(Records)

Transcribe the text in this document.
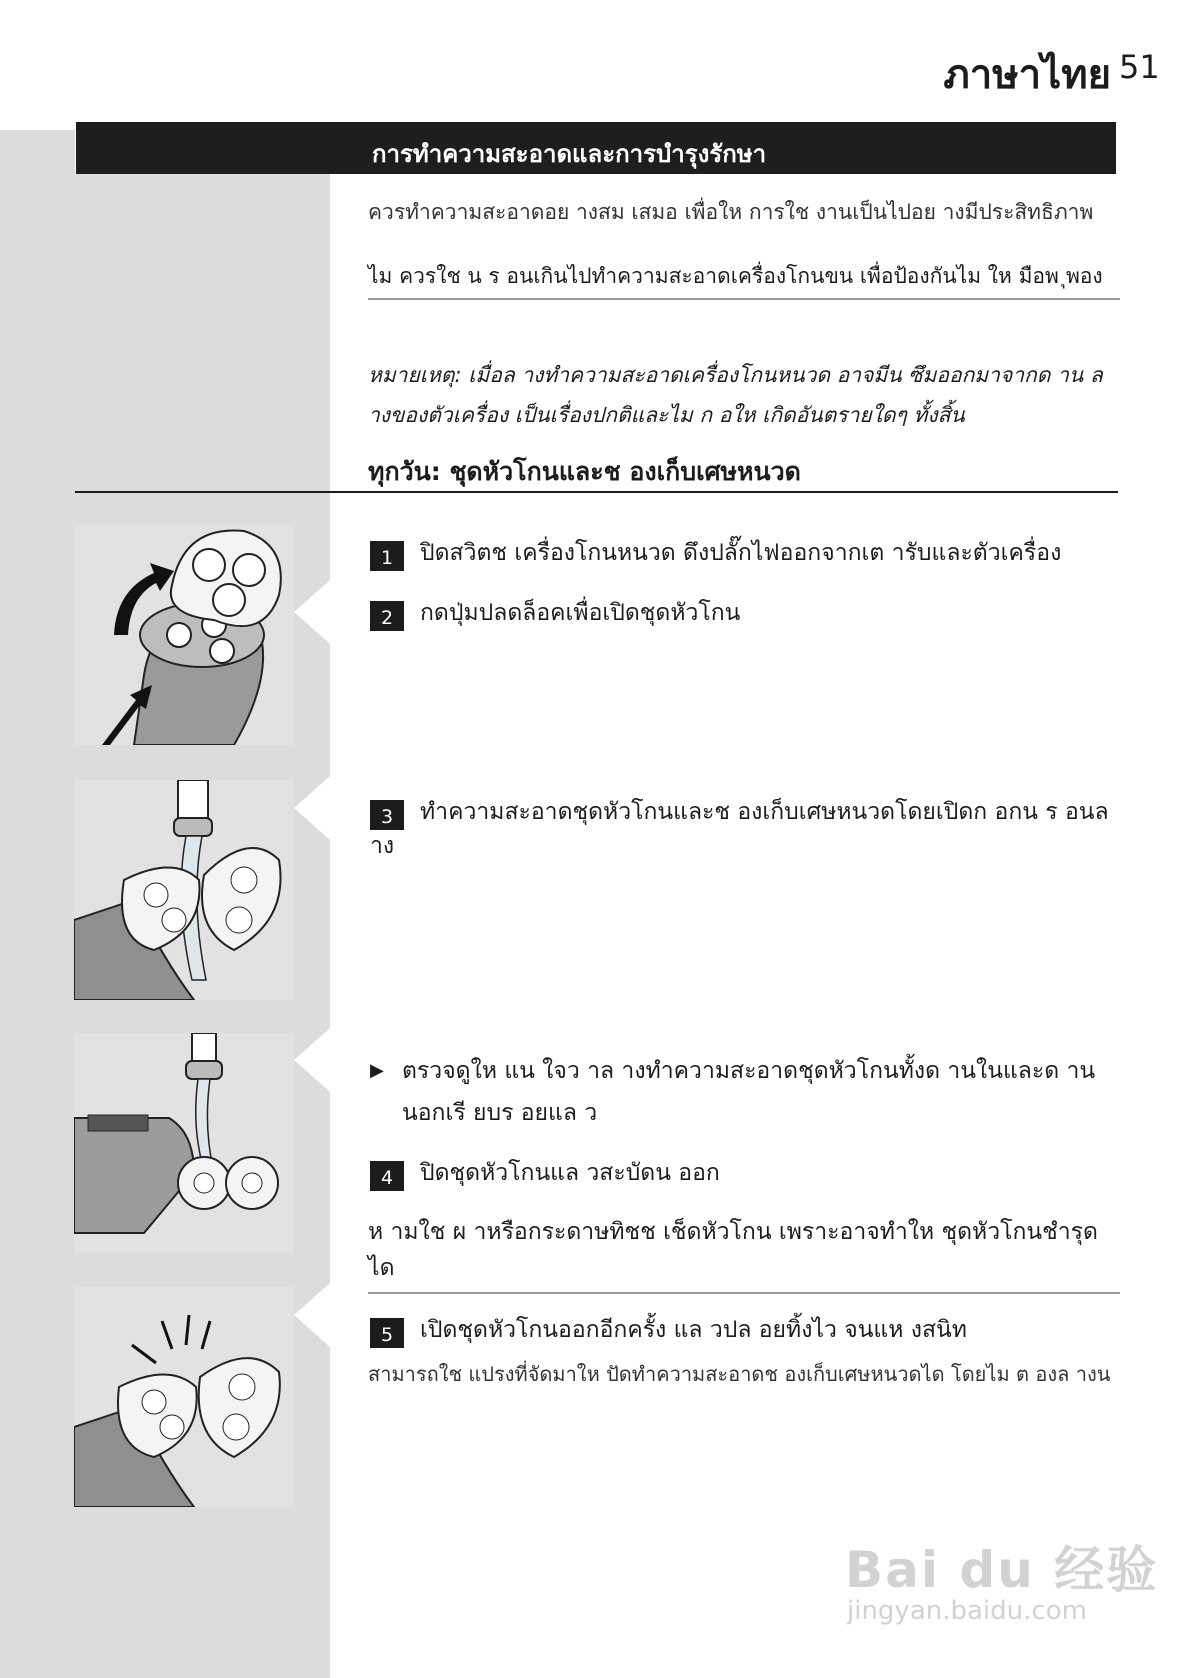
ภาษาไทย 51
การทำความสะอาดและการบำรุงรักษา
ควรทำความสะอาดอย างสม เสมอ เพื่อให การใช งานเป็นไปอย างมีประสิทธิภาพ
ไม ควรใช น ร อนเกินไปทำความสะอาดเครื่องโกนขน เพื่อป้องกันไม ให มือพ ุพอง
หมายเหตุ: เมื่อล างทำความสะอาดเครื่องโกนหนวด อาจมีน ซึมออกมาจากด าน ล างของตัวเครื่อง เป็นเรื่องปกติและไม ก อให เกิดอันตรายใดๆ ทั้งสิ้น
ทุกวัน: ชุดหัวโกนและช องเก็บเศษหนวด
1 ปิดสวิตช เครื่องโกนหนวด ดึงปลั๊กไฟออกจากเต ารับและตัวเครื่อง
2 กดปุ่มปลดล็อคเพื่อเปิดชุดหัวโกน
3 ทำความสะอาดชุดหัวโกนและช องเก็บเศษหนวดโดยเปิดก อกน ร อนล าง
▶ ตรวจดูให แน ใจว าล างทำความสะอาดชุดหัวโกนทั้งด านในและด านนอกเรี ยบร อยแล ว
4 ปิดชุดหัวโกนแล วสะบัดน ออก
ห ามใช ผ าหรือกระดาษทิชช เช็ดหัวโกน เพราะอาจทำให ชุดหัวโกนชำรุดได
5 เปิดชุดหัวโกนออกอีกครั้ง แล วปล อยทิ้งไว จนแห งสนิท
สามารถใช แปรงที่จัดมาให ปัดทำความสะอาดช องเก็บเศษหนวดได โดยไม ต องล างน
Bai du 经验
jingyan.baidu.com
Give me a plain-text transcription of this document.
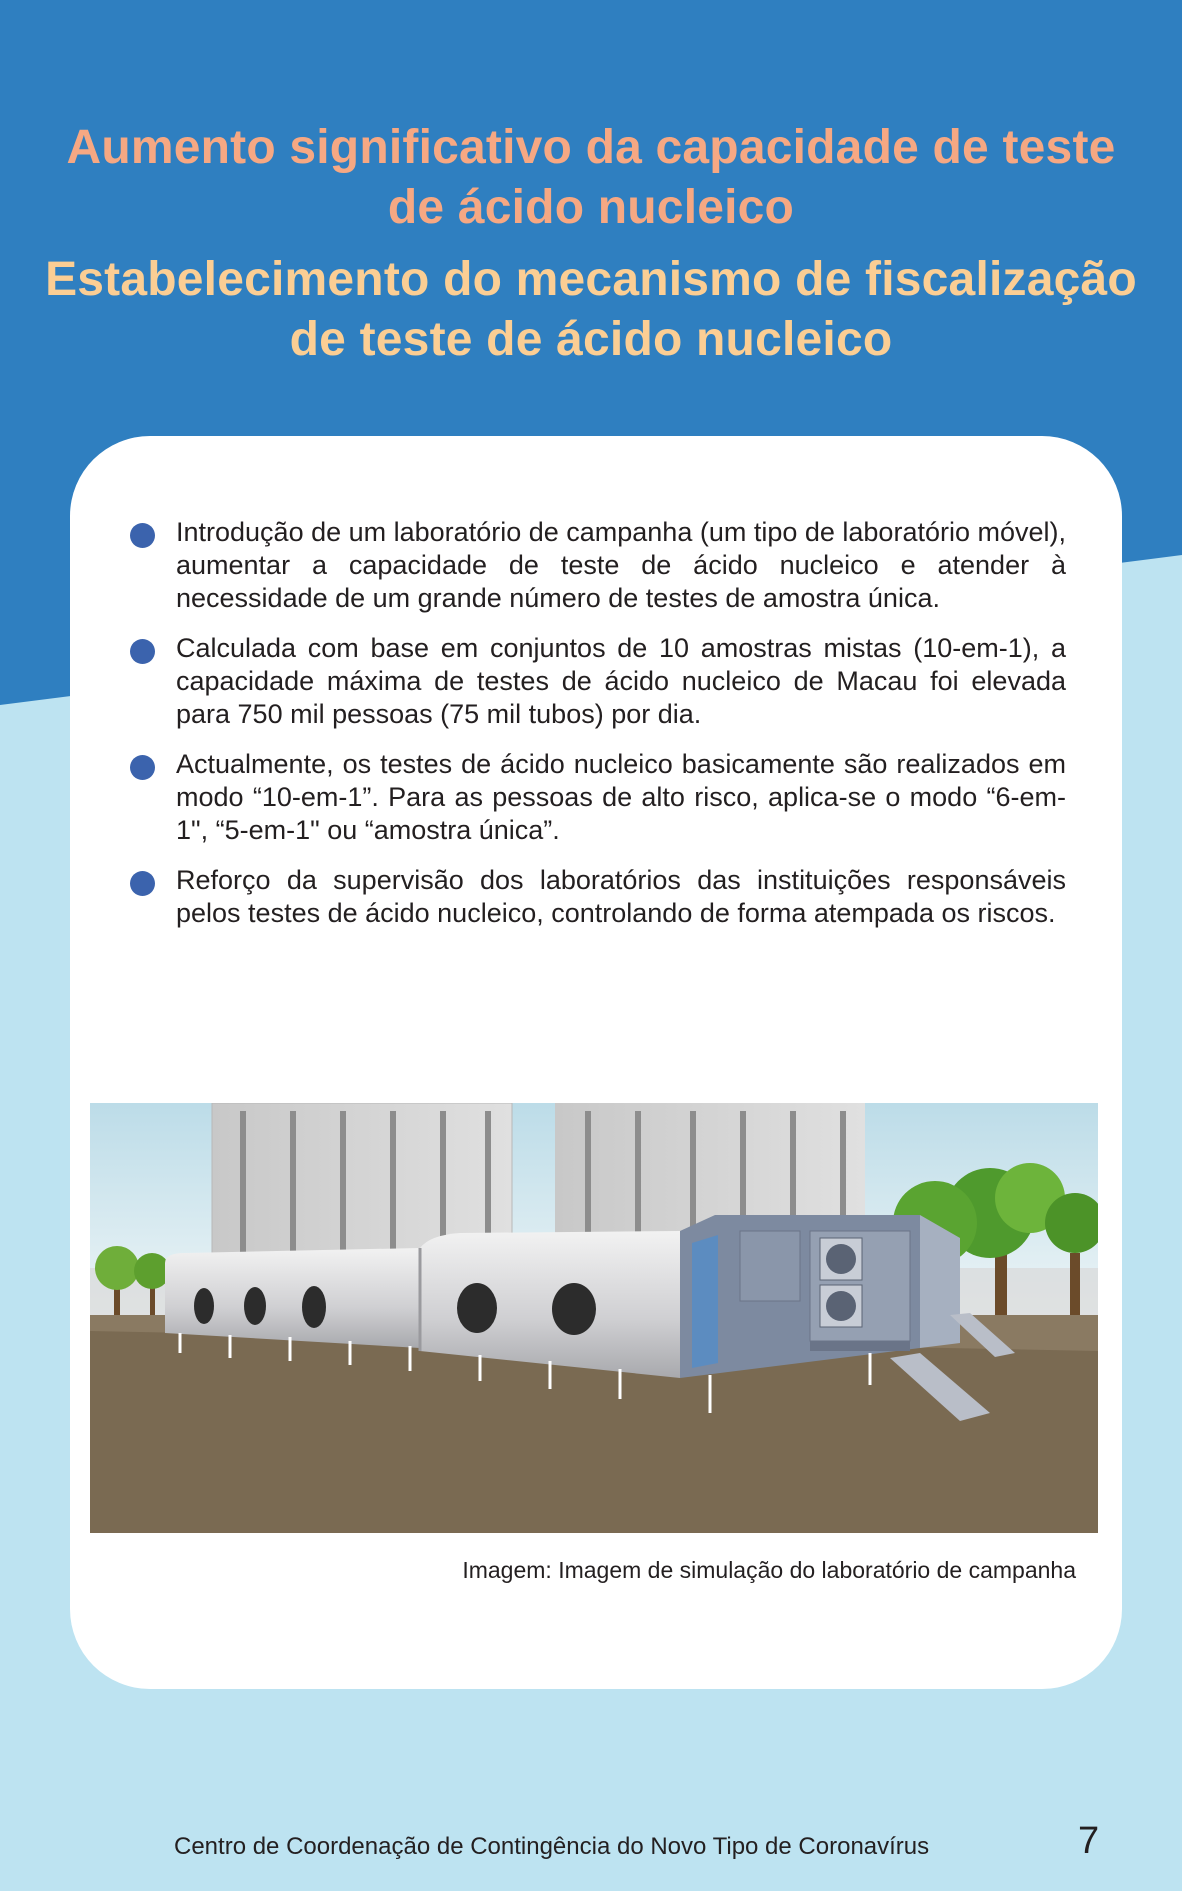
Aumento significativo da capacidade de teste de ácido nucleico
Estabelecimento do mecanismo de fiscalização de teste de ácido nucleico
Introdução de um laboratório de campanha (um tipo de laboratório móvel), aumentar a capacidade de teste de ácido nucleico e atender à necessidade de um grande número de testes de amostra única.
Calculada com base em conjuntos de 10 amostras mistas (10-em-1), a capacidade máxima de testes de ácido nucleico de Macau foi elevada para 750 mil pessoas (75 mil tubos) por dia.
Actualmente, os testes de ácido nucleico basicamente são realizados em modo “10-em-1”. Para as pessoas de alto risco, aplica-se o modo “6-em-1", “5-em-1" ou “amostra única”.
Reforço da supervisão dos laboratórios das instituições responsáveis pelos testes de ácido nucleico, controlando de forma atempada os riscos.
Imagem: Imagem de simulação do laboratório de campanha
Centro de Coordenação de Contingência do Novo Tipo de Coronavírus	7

* **Set exercise**: Reproduce the listing exactly. Leave its pictures out.

* **Response**:
Transcribe the text in this document.
ภาษาไทย 51
การทำความสะอาดและการบำรุงรักษา
ควรทำความสะอาดอย างสม เสมอ เพื่อให การใช งานเป็นไปอย างมีประสิทธิภาพ
ไม ควรใช น ร อนเกินไปทำความสะอาดเครื่องโกนขน เพื่อป้องกันไม ให มือพ ุพอง
หมายเหตุ: เมื่อล างทำความสะอาดเครื่องโกนหนวด อาจมีน ซึมออกมาจากด าน ล างของตัวเครื่อง เป็นเรื่องปกติและไม ก อให เกิดอันตรายใดๆ ทั้งสิ้น
ทุกวัน: ชุดหัวโกนและช องเก็บเศษหนวด
1 ปิดสวิตช เครื่องโกนหนวด ดึงปลั๊กไฟออกจากเต ารับและตัวเครื่อง
2 กดปุ่มปลดล็อคเพื่อเปิดชุดหัวโกน
3 ทำความสะอาดชุดหัวโกนและช องเก็บเศษหนวดโดยเปิดก อกน ร อนล าง
▶ ตรวจดูให แน ใจว าล างทำความสะอาดชุดหัวโกนทั้งด านในและด านนอกเรี ยบร อยแล ว
4 ปิดชุดหัวโกนแล วสะบัดน ออก
ห ามใช ผ าหรือกระดาษทิชช เช็ดหัวโกน เพราะอาจทำให ชุดหัวโกนชำรุดได
5 เปิดชุดหัวโกนออกอีกครั้ง แล วปล อยทิ้งไว จนแห งสนิท
สามารถใช แปรงที่จัดมาให ปัดทำความสะอาดช องเก็บเศษหนวดได โดยไม ต องล างน
Bai du 经验
jingyan.baidu.com
Give me a plain-text transcription of this document.
Aumento significativo da capacidade de teste de ácido nucleico
Estabelecimento do mecanismo de fiscalização de teste de ácido nucleico
Introdução de um laboratório de campanha (um tipo de laboratório móvel), aumentar a capacidade de teste de ácido nucleico e atender à necessidade de um grande número de testes de amostra única.
Calculada com base em conjuntos de 10 amostras mistas (10-em-1), a capacidade máxima de testes de ácido nucleico de Macau foi elevada para 750 mil pessoas (75 mil tubos) por dia.
Actualmente, os testes de ácido nucleico basicamente são realizados em modo “10-em-1”. Para as pessoas de alto risco, aplica-se o modo “6-em-1", “5-em-1" ou “amostra única”.
Reforço da supervisão dos laboratórios das instituições responsáveis pelos testes de ácido nucleico, controlando de forma atempada os riscos.
Imagem: Imagem de simulação do laboratório de campanha
Centro de Coordenação de Contingência do Novo Tipo de Coronavírus	7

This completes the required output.